The problem: Look through the lines below and extract any with the word "Deploy".

Records shown:
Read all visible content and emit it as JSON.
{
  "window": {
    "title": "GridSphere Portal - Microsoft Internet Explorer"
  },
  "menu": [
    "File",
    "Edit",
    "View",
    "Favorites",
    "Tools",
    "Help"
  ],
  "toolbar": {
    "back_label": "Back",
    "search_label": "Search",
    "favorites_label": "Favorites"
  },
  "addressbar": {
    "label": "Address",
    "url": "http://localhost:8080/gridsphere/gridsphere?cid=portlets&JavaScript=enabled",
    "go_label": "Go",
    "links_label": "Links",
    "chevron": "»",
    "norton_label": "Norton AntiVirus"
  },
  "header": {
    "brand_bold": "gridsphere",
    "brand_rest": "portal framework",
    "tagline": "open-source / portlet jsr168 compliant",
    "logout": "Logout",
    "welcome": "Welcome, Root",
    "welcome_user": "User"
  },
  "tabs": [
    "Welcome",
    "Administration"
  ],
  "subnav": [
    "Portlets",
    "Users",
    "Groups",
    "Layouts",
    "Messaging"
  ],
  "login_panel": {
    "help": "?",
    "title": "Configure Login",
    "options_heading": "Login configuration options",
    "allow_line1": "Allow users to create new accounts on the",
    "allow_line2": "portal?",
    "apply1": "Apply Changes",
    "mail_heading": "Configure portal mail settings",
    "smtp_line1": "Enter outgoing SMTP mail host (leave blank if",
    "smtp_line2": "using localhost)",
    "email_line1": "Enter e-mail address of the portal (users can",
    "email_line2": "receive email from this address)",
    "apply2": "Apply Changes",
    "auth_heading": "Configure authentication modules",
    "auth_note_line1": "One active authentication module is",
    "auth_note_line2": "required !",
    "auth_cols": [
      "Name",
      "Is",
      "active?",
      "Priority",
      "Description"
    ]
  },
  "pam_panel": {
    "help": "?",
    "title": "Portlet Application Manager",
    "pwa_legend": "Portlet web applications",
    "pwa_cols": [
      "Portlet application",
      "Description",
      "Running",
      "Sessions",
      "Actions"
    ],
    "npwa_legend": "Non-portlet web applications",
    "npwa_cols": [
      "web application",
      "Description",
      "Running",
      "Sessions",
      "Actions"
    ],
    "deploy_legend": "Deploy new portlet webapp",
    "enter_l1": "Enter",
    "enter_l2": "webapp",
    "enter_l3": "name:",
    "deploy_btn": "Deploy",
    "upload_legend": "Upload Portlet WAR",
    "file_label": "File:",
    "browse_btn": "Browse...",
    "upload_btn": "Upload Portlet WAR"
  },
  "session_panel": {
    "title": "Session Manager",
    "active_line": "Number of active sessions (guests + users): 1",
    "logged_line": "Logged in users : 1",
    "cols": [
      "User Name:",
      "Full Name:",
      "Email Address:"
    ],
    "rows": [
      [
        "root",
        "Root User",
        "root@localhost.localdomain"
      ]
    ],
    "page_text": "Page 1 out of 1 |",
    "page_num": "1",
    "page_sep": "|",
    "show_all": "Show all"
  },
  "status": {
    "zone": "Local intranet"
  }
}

---

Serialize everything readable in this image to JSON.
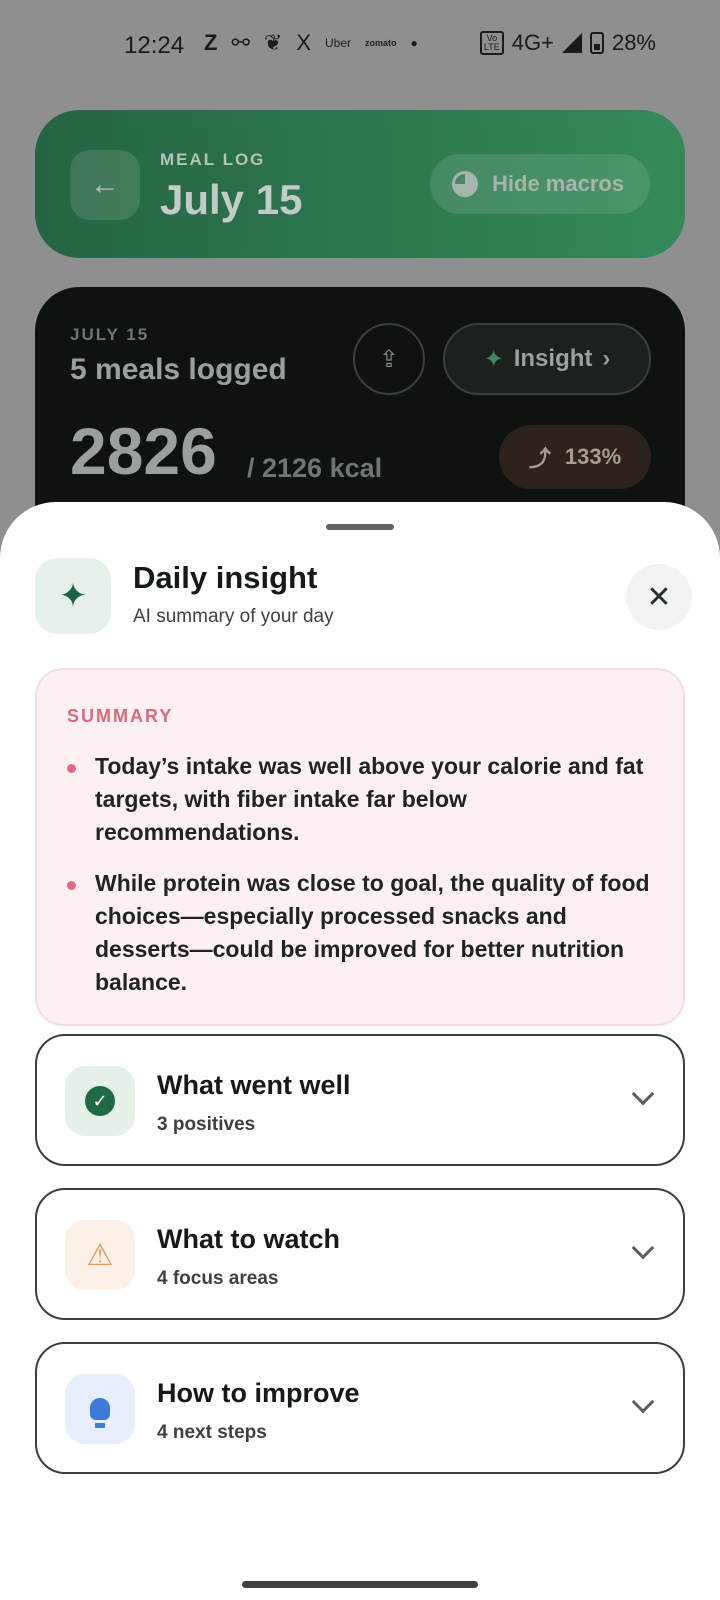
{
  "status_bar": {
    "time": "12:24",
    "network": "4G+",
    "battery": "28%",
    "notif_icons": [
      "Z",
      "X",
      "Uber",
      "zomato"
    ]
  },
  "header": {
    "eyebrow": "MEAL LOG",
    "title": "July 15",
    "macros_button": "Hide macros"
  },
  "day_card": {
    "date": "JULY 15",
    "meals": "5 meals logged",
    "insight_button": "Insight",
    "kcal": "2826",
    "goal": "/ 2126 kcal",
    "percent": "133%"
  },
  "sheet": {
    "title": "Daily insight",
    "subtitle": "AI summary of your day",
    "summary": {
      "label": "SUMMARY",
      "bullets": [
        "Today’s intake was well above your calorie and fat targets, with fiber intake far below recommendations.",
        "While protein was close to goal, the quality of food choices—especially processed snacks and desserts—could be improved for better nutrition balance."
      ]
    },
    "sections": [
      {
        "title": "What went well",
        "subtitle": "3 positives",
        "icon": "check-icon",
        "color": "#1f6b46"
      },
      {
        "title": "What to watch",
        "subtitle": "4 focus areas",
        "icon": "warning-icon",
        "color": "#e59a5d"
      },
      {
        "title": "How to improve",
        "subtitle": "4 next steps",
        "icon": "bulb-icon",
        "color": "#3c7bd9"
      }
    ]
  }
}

Answer for the task:
    "deploy_legend": "Deploy new portlet webapp",
    "deploy_btn": "Deploy",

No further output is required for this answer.